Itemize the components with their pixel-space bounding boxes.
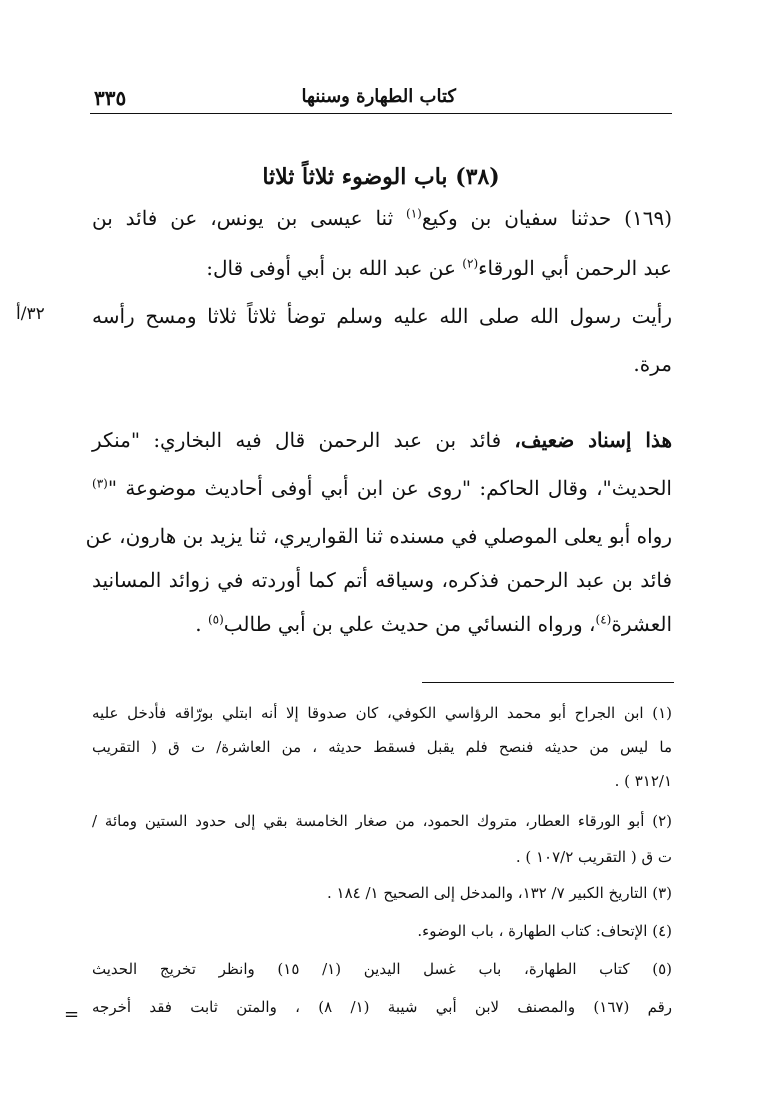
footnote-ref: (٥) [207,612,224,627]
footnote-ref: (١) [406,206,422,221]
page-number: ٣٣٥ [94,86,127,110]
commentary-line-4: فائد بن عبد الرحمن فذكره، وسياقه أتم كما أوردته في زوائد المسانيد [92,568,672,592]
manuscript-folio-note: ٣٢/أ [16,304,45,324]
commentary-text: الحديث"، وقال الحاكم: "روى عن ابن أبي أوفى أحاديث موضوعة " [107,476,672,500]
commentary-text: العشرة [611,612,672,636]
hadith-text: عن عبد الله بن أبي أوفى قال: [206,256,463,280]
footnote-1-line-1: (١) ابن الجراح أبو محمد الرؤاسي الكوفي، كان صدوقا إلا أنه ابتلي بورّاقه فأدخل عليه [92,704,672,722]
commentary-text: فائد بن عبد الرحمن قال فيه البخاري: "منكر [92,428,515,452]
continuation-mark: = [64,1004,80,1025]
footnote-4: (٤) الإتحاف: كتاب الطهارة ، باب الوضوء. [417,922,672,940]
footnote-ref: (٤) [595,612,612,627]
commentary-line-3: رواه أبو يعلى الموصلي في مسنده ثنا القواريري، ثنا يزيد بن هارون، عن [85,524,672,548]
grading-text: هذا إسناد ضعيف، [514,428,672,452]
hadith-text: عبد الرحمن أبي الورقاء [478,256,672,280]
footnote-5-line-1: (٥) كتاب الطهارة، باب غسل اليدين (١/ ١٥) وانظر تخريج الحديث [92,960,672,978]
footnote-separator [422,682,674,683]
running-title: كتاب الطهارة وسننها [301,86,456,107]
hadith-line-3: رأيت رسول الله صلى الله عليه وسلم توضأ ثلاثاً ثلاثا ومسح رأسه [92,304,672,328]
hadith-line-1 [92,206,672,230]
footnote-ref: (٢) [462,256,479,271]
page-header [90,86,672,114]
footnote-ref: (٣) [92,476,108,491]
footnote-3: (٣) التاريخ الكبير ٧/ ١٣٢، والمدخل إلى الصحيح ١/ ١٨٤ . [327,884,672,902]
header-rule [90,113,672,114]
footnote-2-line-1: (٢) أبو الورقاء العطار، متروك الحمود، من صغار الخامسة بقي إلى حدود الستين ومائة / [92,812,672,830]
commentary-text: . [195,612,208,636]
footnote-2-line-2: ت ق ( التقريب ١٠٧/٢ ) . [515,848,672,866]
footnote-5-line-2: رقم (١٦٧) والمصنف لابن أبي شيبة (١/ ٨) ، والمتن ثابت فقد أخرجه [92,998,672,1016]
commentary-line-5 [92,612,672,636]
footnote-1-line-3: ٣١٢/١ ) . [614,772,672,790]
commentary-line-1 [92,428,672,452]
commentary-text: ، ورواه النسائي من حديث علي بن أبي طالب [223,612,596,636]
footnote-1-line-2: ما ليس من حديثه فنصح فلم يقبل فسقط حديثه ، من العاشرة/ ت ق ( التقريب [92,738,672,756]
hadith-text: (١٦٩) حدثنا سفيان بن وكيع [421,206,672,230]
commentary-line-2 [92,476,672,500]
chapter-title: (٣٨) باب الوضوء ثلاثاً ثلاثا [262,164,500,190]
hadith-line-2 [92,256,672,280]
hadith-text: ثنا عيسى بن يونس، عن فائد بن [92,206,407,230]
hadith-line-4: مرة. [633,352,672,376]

--- --- ---

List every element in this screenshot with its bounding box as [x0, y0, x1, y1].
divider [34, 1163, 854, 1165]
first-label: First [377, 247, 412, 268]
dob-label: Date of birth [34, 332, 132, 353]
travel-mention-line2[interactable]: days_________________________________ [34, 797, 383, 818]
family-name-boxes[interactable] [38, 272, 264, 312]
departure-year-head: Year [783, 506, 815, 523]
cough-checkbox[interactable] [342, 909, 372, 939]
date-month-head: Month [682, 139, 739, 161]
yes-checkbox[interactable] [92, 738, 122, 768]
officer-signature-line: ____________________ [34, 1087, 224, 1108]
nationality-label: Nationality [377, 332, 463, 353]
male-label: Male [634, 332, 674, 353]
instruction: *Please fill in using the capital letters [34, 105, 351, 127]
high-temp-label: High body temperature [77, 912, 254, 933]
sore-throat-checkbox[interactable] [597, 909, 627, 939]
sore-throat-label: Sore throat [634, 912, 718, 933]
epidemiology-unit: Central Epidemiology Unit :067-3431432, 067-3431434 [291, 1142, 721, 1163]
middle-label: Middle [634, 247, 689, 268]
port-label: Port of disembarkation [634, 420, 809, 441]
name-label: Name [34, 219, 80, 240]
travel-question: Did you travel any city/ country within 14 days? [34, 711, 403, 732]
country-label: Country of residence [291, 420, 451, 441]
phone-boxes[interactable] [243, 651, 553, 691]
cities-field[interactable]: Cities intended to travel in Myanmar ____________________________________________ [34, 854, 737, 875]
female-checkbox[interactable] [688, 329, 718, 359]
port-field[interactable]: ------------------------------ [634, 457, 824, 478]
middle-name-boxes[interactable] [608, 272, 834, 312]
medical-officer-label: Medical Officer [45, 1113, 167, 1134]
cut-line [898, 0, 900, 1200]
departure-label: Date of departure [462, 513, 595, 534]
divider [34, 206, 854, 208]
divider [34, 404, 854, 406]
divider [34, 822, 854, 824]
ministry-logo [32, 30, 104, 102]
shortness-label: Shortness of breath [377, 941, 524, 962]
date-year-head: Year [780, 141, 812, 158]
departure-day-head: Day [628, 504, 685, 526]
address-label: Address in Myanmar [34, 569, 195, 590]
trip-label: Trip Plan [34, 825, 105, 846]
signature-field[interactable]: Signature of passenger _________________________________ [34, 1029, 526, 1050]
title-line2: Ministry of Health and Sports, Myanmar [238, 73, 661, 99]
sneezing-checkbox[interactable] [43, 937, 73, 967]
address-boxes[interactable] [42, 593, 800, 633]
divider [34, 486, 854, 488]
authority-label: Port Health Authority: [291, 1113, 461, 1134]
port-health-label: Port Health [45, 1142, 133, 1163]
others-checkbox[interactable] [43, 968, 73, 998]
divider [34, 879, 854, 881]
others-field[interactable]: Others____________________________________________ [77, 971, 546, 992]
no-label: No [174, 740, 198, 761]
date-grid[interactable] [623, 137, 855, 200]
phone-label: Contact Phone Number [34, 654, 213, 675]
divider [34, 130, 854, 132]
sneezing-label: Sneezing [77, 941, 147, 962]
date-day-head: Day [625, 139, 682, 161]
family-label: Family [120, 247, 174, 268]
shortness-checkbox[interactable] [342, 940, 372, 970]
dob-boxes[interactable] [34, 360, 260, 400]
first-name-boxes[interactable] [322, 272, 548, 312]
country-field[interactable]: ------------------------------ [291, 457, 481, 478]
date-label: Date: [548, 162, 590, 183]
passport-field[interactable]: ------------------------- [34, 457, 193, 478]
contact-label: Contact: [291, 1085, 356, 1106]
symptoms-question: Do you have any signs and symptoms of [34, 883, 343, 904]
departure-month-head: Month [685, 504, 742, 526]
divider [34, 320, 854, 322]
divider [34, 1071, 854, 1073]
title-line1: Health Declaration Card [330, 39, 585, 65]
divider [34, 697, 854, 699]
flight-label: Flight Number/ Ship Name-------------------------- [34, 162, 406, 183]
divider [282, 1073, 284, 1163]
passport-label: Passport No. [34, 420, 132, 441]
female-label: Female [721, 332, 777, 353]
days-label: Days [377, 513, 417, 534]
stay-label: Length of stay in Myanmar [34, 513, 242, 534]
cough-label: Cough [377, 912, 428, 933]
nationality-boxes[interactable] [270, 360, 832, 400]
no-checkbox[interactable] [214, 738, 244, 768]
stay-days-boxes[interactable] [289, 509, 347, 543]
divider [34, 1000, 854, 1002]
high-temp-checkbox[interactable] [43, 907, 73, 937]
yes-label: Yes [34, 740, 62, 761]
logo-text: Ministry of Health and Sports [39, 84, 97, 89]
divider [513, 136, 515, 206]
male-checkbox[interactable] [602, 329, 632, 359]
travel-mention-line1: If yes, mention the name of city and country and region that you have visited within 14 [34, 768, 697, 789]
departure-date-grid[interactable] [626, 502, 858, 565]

--- --- ---

§ Brief
Render the lines of the first listing, from the line containing "footnote-ref: (٥) [207,612,224,627]" through the line containing "ابن أبي أوفى", inclusive, as a numbered list with blank lines omitted.

§ The completed task
1. footnote-ref: (٥) [207,612,224,627]
2. footnote-ref: (١) [406,206,422,221]
3. page-number: ٣٣٥ [94,86,127,110]
4. commentary-line-4: فائد بن عبد الرحمن فذكره، وسياقه أتم كما أوردته في زوائد المسانيد [92,568,672,592]
5. manuscript-folio-note: ٣٢/أ [16,304,45,324]
6. commentary-text: الحديث"، وقال الحاكم: "روى عن ابن أبي أوفى أحاديث موضوعة " [107,476,672,500]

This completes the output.